- _Directions_:
Turn every line of the entries below into a Markdown table with the columns "Row" and "Line": give each line a row number and the line itself, and skip blank lines. Leave the pictures out.

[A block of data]
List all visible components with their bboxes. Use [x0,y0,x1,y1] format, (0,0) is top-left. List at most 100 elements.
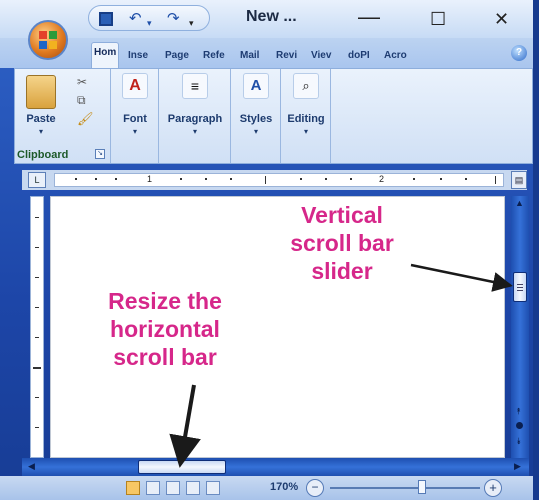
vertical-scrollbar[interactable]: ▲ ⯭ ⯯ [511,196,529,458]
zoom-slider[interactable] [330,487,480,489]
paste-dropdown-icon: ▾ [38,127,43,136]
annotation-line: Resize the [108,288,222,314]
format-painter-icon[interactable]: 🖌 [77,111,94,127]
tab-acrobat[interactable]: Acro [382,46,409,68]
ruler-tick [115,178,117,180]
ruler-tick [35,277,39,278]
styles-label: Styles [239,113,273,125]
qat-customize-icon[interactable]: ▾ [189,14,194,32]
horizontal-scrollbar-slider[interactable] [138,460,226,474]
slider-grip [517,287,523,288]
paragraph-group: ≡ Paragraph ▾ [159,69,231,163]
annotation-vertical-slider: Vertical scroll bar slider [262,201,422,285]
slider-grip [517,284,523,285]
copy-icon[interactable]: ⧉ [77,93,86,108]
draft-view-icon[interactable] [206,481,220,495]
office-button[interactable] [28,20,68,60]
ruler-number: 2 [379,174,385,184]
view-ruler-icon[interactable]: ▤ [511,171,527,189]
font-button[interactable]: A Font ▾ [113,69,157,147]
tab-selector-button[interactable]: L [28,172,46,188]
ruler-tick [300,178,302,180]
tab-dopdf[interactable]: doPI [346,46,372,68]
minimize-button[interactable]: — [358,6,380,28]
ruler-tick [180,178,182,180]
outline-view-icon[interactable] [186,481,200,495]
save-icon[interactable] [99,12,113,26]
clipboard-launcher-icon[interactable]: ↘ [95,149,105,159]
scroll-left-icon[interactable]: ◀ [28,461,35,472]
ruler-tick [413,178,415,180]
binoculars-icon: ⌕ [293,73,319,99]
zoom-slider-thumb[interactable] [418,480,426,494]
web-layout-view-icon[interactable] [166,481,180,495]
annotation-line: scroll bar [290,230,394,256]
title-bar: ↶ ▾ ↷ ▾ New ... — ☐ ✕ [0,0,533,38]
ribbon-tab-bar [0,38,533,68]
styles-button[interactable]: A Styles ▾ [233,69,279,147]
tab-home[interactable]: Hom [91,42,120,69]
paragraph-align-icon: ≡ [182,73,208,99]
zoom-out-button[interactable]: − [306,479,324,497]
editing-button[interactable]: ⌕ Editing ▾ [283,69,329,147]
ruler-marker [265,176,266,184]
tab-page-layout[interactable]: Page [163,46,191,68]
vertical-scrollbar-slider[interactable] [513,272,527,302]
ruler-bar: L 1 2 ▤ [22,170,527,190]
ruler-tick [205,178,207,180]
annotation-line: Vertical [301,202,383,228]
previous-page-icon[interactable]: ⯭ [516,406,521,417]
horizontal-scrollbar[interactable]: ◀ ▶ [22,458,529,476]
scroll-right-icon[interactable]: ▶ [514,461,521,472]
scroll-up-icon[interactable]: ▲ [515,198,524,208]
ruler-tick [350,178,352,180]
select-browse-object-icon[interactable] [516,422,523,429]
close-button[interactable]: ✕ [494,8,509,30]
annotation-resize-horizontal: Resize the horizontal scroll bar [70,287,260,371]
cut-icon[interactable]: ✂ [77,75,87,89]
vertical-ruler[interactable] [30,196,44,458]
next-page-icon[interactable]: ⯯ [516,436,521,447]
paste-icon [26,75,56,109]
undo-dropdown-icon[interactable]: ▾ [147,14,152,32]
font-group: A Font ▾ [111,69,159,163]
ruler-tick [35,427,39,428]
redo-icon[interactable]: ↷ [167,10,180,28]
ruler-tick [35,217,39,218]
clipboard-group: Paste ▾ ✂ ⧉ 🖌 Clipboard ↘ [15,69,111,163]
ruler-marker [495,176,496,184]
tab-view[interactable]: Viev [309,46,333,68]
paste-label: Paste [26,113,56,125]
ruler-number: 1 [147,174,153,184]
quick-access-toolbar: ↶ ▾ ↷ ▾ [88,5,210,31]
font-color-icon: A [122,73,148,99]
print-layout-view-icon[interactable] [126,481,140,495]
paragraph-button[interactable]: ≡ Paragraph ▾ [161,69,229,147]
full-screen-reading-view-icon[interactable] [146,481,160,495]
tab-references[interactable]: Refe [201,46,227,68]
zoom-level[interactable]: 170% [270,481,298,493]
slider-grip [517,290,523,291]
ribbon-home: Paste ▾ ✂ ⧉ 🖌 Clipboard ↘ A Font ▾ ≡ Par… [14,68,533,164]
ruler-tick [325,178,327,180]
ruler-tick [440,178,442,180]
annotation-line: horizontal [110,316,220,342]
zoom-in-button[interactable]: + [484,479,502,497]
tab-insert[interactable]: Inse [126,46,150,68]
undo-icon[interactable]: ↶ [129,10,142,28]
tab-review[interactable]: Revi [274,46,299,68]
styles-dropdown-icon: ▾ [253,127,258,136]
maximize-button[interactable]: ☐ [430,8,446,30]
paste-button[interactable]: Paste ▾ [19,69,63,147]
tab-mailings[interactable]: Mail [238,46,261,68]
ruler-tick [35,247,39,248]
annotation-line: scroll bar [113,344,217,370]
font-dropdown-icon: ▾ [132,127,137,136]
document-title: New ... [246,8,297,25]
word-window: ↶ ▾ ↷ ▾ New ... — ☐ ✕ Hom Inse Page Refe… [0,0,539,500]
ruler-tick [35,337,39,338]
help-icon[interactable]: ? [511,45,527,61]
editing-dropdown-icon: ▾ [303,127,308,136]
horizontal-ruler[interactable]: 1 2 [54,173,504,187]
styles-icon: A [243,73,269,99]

- _Finished answer_:
| Row | Line |
|---|---|
| 1 | List all visible components with their bboxes. Use [x0,y0,x1,y1] format, (0,0) is top-left. List at most 100 elements. |
| 2 | vertical-scrollbar[interactable]: ▲ ⯭ ⯯ [511,196,529,458] |
| 3 | zoom-slider[interactable] [330,487,480,489] |
| 4 | paste-dropdown-icon: ▾ [38,127,43,136] |
| 5 | annotation-line: Resize the [108,288,222,314] |
| 6 | format-painter-icon[interactable]: 🖌 [77,111,94,127] |
| 7 | tab-acrobat[interactable]: Acro [382,46,409,68] |
| 8 | ruler-tick [115,178,117,180] |
| 9 | ruler-tick [35,277,39,278] |
| 10 | styles-label: Styles [239,113,273,125] |
| 11 | qat-customize-icon[interactable]: ▾ [189,14,194,32] |
| 12 | horizontal-scrollbar-slider[interactable] [138,460,226,474] |
| 13 | slider-grip [517,287,523,288] |
| 14 | paragraph-group: ≡ Paragraph ▾ [159,69,231,163] |
| 15 | annotation-vertical-slider: Vertical scroll bar slider [262,201,422,285] |
| 16 | slider-grip [517,284,523,285] |
| 17 | copy-icon[interactable]: ⧉ [77,93,86,108] |
| 18 | draft-view-icon[interactable] [206,481,220,495] |
| 19 | office-button[interactable] [28,20,68,60] |
| 20 | ruler-number: 2 [379,174,385,184] |
| 21 | view-ruler-icon[interactable]: ▤ [511,171,527,189] |
| 22 | font-button[interactable]: A Font ▾ [113,69,157,147] |
| 23 | tab-selector-button[interactable]: L [28,172,46,188] |
| 24 | ruler-tick [300,178,302,180] |
| 25 | tab-dopdf[interactable]: doPI [346,46,372,68] |
| 26 | minimize-button[interactable]: — [358,6,380,28] |
| 27 | ruler-tick [180,178,182,180] |
| 28 | outline-view-icon[interactable] [186,481,200,495] |
| 29 | save-icon[interactable] [99,12,113,26] |
| 30 | clipboard-launcher-icon[interactable]: ↘ [95,149,105,159] |
| 31 | scroll-left-icon[interactable]: ◀ [28,461,35,472] |
| 32 | ruler-tick [413,178,415,180] |
| 33 | binoculars-icon: ⌕ [293,73,319,99] |
| 34 | zoom-slider-thumb[interactable] [418,480,426,494] |
| 35 | web-layout-view-icon[interactable] [166,481,180,495] |
| 36 | annotation-line: scroll bar [290,230,394,256] |
| 37 | title-bar: ↶ ▾ ↷ ▾ New ... — ☐ ✕ [0,0,533,38] |
| 38 | ribbon-tab-bar [0,38,533,68] |
| 39 | styles-button[interactable]: A Styles ▾ [233,69,279,147] |
| 40 | tab-home[interactable]: Hom [91,42,120,69] |
| 41 | paragraph-align-icon: ≡ [182,73,208,99] |
| 42 | zoom-out-button[interactable]: − [306,479,324,497] |
| 43 | editing-button[interactable]: ⌕ Editing ▾ [283,69,329,147] |
| 44 | ruler-marker [265,176,266,184] |
| 45 | tab-page-layout[interactable]: Page [163,46,191,68] |
| 46 | vertical-scrollbar-slider[interactable] [513,272,527,302] |
| 47 | ruler-bar: L 1 2 ▤ [22,170,527,190] |
| 48 | ruler-tick [205,178,207,180] |
| 49 | annotation-line: Vertical [301,202,383,228] |
| 50 | previous-page-icon[interactable]: ⯭ [516,406,521,417] |
| 51 | horizontal-scrollbar[interactable]: ◀ ▶ [22,458,529,476] |
| 52 | scroll-right-icon[interactable]: ▶ [514,461,521,472] |
| 53 | scroll-up-icon[interactable]: ▲ [515,198,524,208] |
| 54 | ruler-tick [350,178,352,180] |
| 55 | select-browse-object-icon[interactable] [516,422,523,429] |
| 56 | close-button[interactable]: ✕ [494,8,509,30] |
| 57 | annotation-resize-horizontal: Resize the horizontal scroll bar [70,287,260,371] |
| 58 | cut-icon[interactable]: ✂ [77,75,87,89] |
| 59 | vertical-ruler[interactable] [30,196,44,458] |
| 60 | next-page-icon[interactable]: ⯯ [516,436,521,447] |
| 61 | paste-icon [26,75,56,109] |
| 62 | undo-dropdown-icon[interactable]: ▾ [147,14,152,32] |
| 63 | font-group: A Font ▾ [111,69,159,163] |
| 64 | ruler-tick [35,427,39,428] |
| 65 | redo-icon[interactable]: ↷ [167,10,180,28] |
| 66 | ruler-tick [35,217,39,218] |
| 67 | clipboard-group: Paste ▾ ✂ ⧉ 🖌 Clipboard ↘ [15,69,111,163] |
| 68 | ruler-marker [495,176,496,184] |
| 69 | tab-view[interactable]: Viev [309,46,333,68] |
| 70 | paste-label: Paste [26,113,56,125] |
| 71 | ruler-number: 1 [147,174,153,184] |
| 72 | quick-access-toolbar: ↶ ▾ ↷ ▾ [88,5,210,31] |
| 73 | font-color-icon: A [122,73,148,99] |
| 74 | print-layout-view-icon[interactable] [126,481,140,495] |
| 75 | paragraph-button[interactable]: ≡ Paragraph ▾ [161,69,229,147] |
| 76 | full-screen-reading-view-icon[interactable] [146,481,160,495] |
| 77 | tab-references[interactable]: Refe [201,46,227,68] |
| 78 | zoom-level[interactable]: 170% [270,481,298,493] |
| 79 | slider-grip [517,290,523,291] |
| 80 | ribbon-home: Paste ▾ ✂ ⧉ 🖌 Clipboard ↘ A Font ▾ ≡ Par… [14,68,533,164] |
| 81 | ruler-tick [325,178,327,180] |
| 82 | ruler-tick [440,178,442,180] |
| 83 | annotation-line: horizontal [110,316,220,342] |
| 84 | zoom-in-button[interactable]: + [484,479,502,497] |
| 85 | tab-insert[interactable]: Inse [126,46,150,68] |
| 86 | undo-icon[interactable]: ↶ [129,10,142,28] |
| 87 | tab-review[interactable]: Revi [274,46,299,68] |
| 88 | styles-dropdown-icon: ▾ [253,127,258,136] |
| 89 | maximize-button[interactable]: ☐ [430,8,446,30] |
| 90 | paste-button[interactable]: Paste ▾ [19,69,63,147] |
| 91 | tab-mailings[interactable]: Mail [238,46,261,68] |
| 92 | ruler-tick [35,247,39,248] |
| 93 | annotation-line: scroll bar [113,344,217,370] |
| 94 | font-dropdown-icon: ▾ [132,127,137,136] |
| 95 | document-title: New ... [246,8,297,25] |
| 96 | word-window: ↶ ▾ ↷ ▾ New ... — ☐ ✕ Hom Inse Page Refe… [0,0,539,500] |
| 97 | ruler-tick [35,337,39,338] |
| 98 | help-icon[interactable]: ? [511,45,527,61] |
| 99 | editing-dropdown-icon: ▾ [303,127,308,136] |
| 100 | horizontal-ruler[interactable]: 1 2 [54,173,504,187] |
| 101 | styles-icon: A [243,73,269,99] |